▶ Given request
Wherever the string "Home" appears in a line, extract that line.

--- START OF Provided material ---

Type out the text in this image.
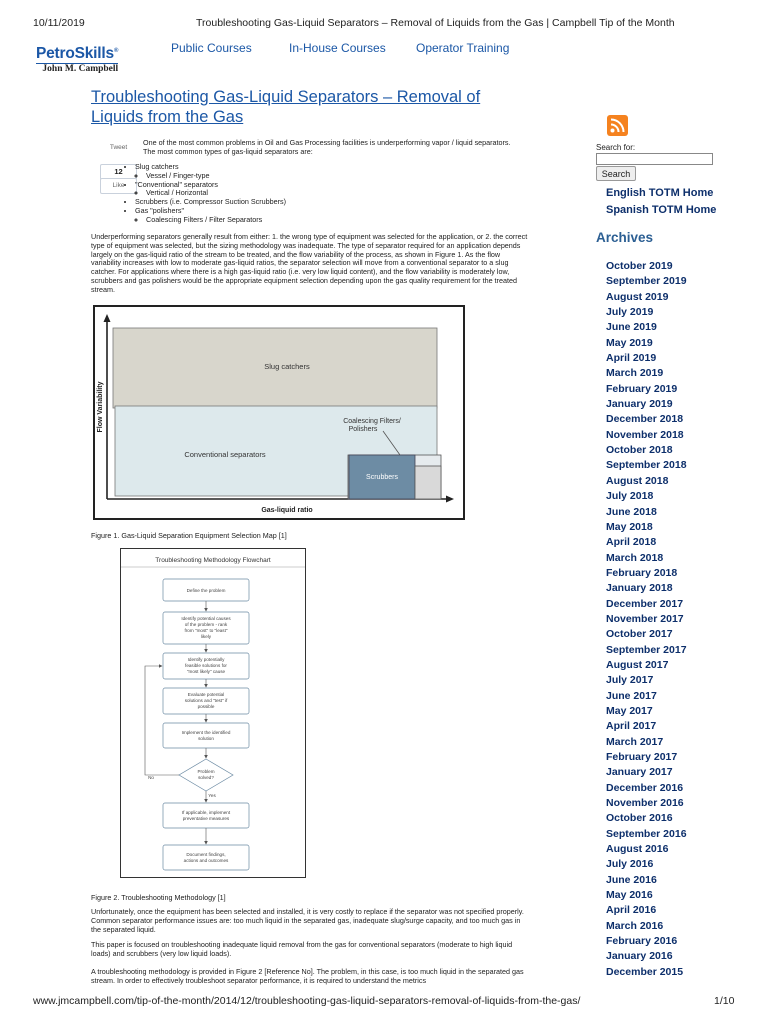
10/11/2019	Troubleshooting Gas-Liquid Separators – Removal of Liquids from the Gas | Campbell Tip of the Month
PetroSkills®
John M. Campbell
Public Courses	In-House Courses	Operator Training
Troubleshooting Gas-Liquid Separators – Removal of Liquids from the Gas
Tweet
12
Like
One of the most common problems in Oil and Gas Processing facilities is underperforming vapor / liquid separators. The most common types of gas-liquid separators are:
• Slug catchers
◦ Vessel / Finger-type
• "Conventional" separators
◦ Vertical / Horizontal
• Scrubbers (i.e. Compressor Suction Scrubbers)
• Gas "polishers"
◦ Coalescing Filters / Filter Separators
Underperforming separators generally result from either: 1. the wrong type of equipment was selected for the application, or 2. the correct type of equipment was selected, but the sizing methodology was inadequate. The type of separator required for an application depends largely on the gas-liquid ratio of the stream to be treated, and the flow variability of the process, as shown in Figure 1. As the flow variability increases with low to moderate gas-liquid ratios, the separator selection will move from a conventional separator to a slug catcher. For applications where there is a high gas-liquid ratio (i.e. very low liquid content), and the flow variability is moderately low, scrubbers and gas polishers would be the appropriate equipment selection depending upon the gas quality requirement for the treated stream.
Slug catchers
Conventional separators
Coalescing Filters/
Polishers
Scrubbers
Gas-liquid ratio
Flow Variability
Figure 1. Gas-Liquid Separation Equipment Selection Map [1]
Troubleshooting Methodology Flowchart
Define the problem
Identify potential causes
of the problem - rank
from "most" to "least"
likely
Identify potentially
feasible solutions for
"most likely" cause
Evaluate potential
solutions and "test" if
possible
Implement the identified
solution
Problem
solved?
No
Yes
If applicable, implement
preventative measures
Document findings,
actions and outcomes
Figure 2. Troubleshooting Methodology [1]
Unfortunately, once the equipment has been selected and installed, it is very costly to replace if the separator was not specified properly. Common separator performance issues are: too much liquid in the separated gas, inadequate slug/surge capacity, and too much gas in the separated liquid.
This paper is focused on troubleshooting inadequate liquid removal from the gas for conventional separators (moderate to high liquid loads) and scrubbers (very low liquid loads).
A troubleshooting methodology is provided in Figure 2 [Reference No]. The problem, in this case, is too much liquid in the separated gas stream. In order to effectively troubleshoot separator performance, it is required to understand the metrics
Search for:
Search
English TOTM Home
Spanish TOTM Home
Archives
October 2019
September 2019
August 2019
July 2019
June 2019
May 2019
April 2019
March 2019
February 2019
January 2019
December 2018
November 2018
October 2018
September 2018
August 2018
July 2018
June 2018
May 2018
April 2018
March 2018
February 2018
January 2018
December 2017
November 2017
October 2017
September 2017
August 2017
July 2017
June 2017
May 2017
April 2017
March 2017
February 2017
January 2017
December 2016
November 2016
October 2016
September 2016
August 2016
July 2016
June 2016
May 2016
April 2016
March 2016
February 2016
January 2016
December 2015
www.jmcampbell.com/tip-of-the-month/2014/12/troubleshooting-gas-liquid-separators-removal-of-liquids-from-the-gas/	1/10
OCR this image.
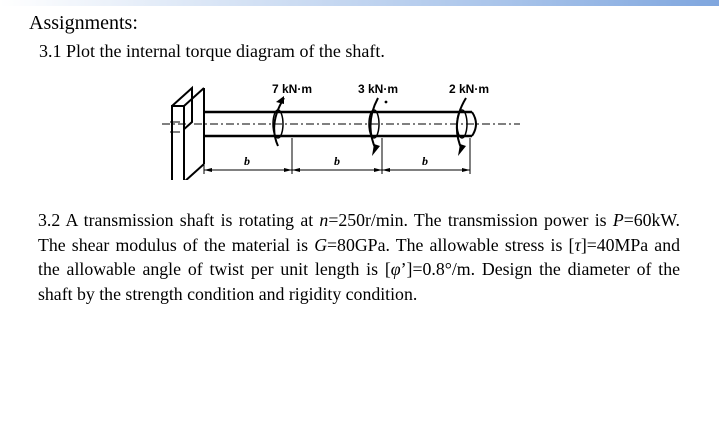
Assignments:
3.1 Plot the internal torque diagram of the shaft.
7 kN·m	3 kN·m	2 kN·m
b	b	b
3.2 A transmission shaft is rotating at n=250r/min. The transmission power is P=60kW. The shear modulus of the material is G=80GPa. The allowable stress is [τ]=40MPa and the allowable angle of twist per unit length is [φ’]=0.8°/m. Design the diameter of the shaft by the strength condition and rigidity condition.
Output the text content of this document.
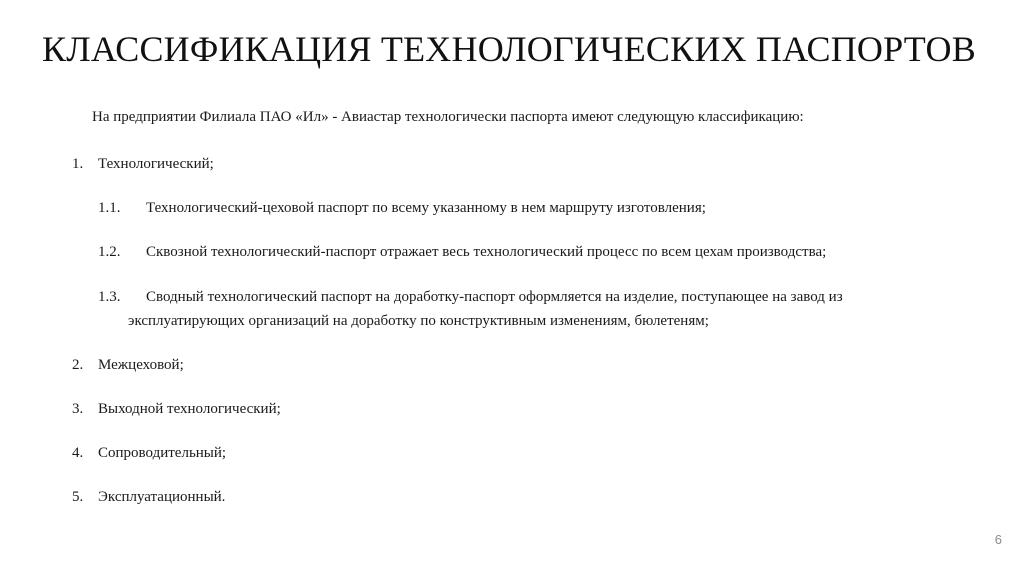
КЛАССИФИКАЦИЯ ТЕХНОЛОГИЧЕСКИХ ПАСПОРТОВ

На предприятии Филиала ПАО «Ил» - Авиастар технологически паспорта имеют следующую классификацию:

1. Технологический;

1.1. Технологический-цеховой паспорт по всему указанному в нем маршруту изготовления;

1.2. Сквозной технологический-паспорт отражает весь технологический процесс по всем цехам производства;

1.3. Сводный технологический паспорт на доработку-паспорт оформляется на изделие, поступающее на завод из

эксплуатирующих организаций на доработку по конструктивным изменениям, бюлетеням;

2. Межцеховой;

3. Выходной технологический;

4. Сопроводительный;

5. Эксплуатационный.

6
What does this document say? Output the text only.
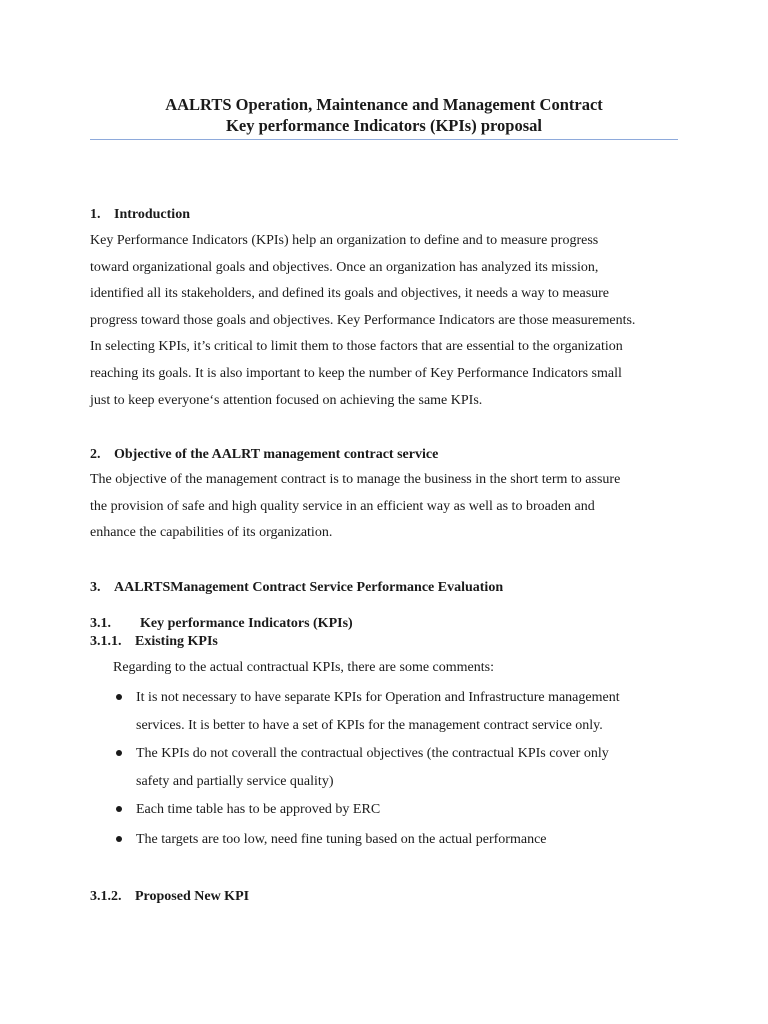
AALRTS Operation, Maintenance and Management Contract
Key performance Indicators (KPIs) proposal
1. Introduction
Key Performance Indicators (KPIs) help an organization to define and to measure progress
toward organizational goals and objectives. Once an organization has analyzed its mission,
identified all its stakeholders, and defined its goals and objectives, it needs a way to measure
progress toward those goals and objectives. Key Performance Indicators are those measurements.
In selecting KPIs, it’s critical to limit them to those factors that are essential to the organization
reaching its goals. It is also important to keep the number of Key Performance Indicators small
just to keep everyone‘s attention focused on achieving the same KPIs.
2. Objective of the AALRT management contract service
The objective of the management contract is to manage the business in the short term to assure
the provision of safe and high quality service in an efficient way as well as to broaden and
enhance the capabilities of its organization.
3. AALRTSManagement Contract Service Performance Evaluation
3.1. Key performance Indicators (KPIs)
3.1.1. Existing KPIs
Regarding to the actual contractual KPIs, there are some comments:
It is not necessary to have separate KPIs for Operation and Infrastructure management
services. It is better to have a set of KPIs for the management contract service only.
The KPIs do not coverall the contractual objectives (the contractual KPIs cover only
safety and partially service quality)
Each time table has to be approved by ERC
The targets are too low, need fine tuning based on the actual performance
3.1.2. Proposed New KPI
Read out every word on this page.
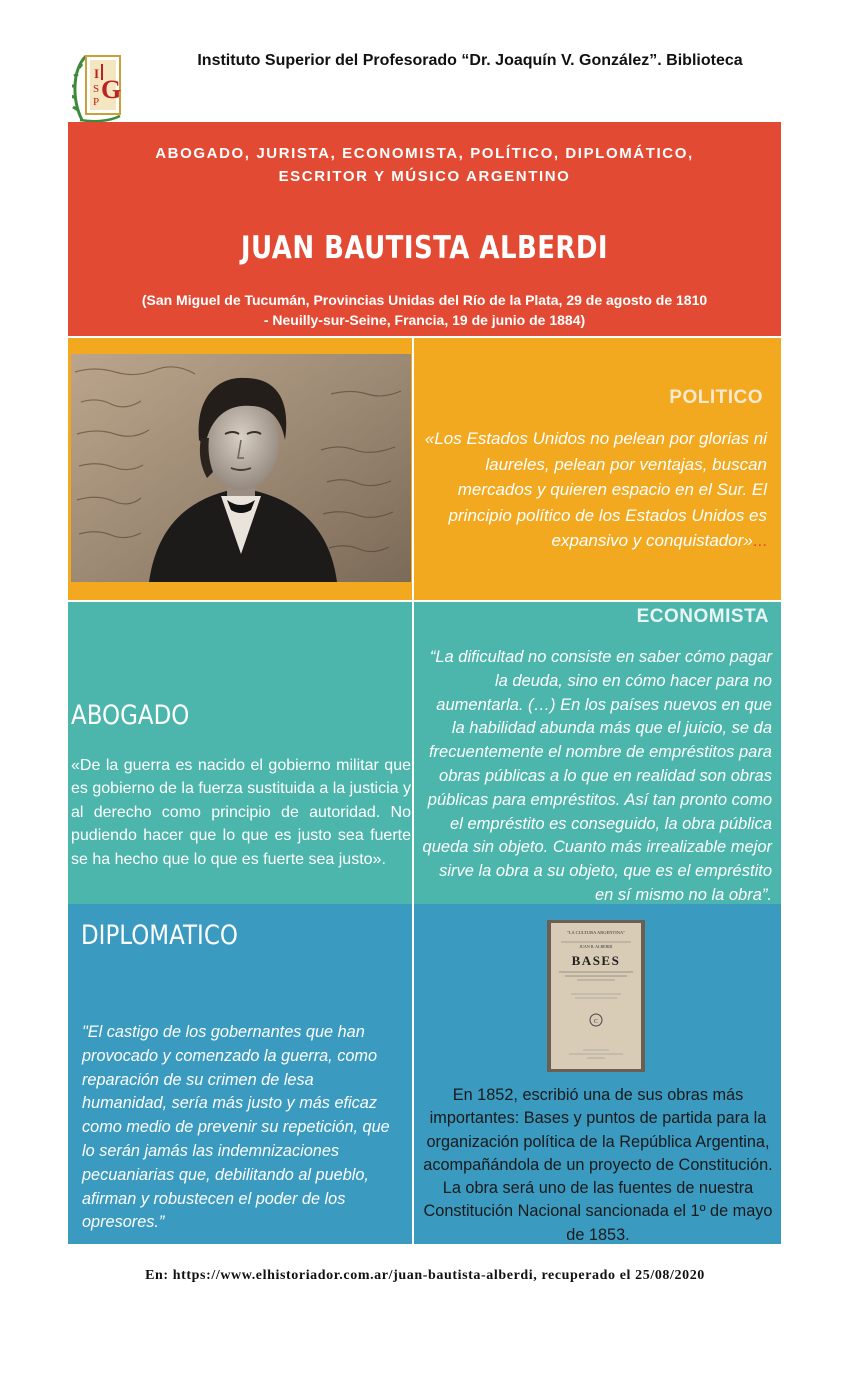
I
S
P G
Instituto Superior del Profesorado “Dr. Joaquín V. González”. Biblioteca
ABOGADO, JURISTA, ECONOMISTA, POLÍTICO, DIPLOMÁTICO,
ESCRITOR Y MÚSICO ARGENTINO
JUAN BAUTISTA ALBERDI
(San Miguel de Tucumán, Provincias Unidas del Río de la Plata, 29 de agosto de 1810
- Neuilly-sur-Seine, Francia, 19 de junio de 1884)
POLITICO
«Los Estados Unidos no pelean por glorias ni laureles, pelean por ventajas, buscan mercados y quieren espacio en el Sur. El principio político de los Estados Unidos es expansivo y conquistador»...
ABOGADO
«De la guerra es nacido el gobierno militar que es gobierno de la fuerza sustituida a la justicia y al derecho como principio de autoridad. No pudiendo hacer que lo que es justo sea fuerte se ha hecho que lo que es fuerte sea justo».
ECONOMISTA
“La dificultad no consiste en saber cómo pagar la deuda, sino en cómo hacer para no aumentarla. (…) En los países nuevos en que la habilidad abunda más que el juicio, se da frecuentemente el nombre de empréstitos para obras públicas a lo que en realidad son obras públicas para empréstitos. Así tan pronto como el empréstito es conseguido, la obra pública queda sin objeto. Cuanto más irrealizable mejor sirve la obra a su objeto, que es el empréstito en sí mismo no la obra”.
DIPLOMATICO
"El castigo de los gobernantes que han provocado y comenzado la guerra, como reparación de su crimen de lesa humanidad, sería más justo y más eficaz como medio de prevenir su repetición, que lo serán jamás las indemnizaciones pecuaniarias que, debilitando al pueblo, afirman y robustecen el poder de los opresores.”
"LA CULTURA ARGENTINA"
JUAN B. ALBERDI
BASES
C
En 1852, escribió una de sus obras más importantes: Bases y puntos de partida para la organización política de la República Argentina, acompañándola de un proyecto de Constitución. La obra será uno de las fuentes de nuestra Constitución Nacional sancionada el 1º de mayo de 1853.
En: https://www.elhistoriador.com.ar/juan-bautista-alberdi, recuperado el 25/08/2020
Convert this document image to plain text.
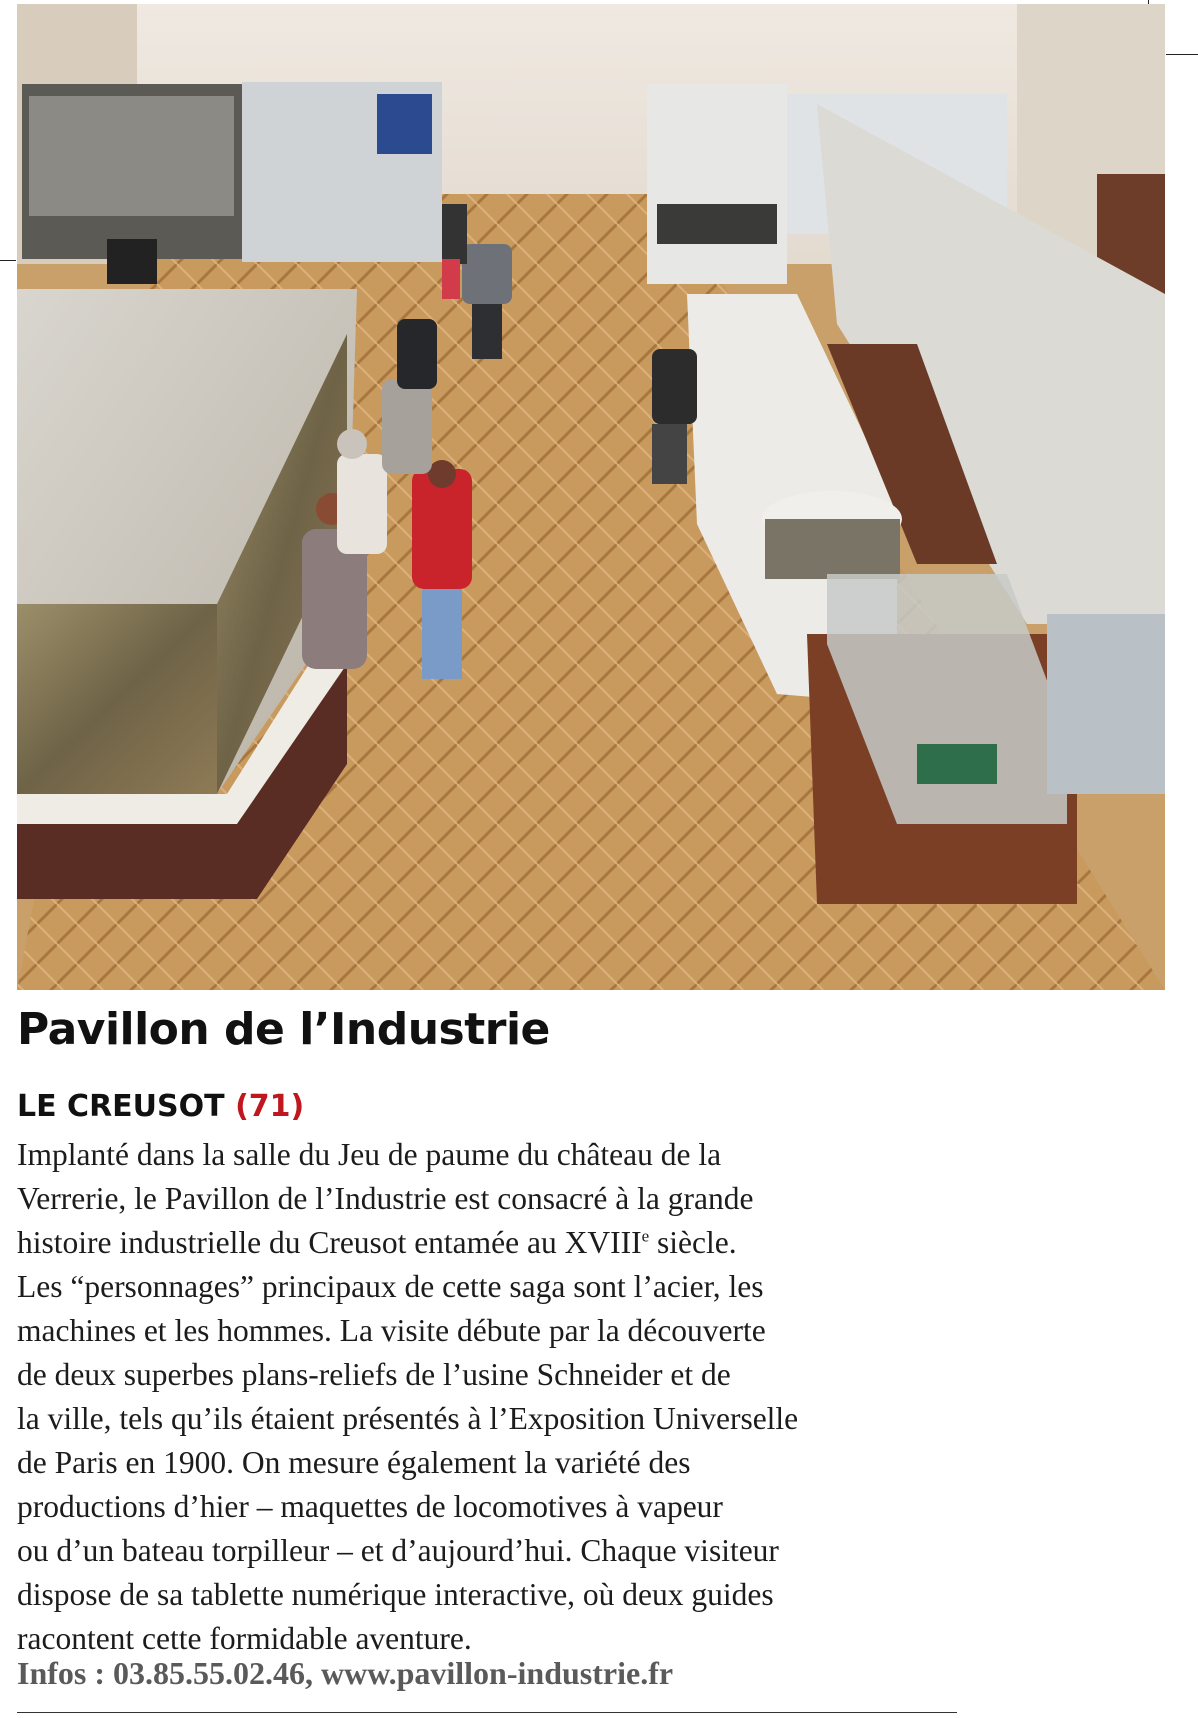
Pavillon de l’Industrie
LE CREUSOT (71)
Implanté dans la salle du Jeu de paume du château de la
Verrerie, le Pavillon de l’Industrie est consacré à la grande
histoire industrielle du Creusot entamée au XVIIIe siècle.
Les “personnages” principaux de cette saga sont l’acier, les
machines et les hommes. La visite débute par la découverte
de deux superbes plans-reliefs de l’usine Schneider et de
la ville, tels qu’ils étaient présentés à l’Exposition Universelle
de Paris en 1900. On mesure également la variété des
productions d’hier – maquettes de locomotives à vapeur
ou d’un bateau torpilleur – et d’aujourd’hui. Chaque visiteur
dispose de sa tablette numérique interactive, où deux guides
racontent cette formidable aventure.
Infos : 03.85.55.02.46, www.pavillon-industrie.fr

--- END OF Provided material ---

▶ Response to the exercise
English TOTM Home
Spanish TOTM Home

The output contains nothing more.